Enunciado 1:
Transcreva na íntegra, sem alterar nada, cada linha da listagem apresentada mais abaixo, após o trecho.

--- Trecho para leitura ---

A primeira missão Black Buck foi lançada na noite entre 30 de abril e 1° de maio. Dois Vulcan decolaram de Ascensão rumo às Falklands, o primeiro como aeronave titular e o segundo como reserva. Não tardou muito para que o avião titular desenvolvesse uma pane. O segundo Vulcan então assumiu a missão enquanto a tripulação da aeronave que originalmente faria a missão retornava para Ascensão extremamente chateada. Um dos Victor também teve que retornar por não conseguir estender sua cesta de reabastecimento. O avião reserva decolou imediatamente assumindo sua posição.
Após os cinco reabastecimentos nos Victor, o Vulcan XM607, comandado pelo Flight Lieutenant Martin Withers, chegou sobre o aeroporto de Port Stanley/Puerto Argentino e despejou 21 bombas de 1.000 libras, num intervalo pré-calculado que visava colocar pelo menos uma delas no centro da pista. A linha de bombas caiu sobre o aeródromo no sentido transversal, ou seja, cruzando a pista lateralmen te. Enquanto diversas bombas caíram sobre um acampamento erguido do lado do aeródromo, uma delas acertou o centro da pista abrindo uma enorme cratera, fato confirmado por uma missão de reconhecimento com caças Sea Harrier lançados de um dos porta-aviões da frota britânica na manhã seguinte. O ataque abriu as hostilidades pegando os argentinos de surpresa. Até aquele momento reinara a sensação de que a guerra não ocorreria, limitando-se a uma série de movimentações intimidadoras. As bombas de Martin Withers acabaram com qualquer dúvida de que a coisa era para valer.

--- Listagem fornecida ---

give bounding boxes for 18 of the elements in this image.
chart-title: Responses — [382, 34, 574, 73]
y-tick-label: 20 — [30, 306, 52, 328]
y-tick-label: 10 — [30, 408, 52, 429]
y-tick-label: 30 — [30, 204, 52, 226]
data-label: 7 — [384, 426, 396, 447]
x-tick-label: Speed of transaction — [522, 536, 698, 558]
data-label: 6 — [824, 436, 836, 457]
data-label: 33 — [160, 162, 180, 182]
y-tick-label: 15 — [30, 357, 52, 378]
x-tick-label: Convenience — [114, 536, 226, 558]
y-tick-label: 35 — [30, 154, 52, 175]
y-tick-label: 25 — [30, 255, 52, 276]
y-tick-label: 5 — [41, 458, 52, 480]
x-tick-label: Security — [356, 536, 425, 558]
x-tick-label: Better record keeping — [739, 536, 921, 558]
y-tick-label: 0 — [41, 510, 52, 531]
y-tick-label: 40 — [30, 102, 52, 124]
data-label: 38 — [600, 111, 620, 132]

---

Enunciado 2:
No trecho sobre a missão Black Buck, quantas bombas de 1.000 libras o Vulcan XM607 despejou sobre o aeroporto de Port Stanley/Puerto Argentino?

Saída completa 1:
give bounding boxes for 18 of the elements in this image.
chart-title: Responses — [382, 34, 574, 73]
y-tick-label: 20 — [30, 306, 52, 328]
y-tick-label: 10 — [30, 408, 52, 429]
y-tick-label: 30 — [30, 204, 52, 226]
data-label: 7 — [384, 426, 396, 447]
x-tick-label: Speed of transaction — [522, 536, 698, 558]
data-label: 6 — [824, 436, 836, 457]
data-label: 33 — [160, 162, 180, 182]
y-tick-label: 15 — [30, 357, 52, 378]
x-tick-label: Convenience — [114, 536, 226, 558]
y-tick-label: 35 — [30, 154, 52, 175]
y-tick-label: 25 — [30, 255, 52, 276]
y-tick-label: 5 — [41, 458, 52, 480]
x-tick-label: Security — [356, 536, 425, 558]
x-tick-label: Better record keeping — [739, 536, 921, 558]
y-tick-label: 0 — [41, 510, 52, 531]
y-tick-label: 40 — [30, 102, 52, 124]
data-label: 38 — [600, 111, 620, 132]

Saída completa 2:
21 bombas.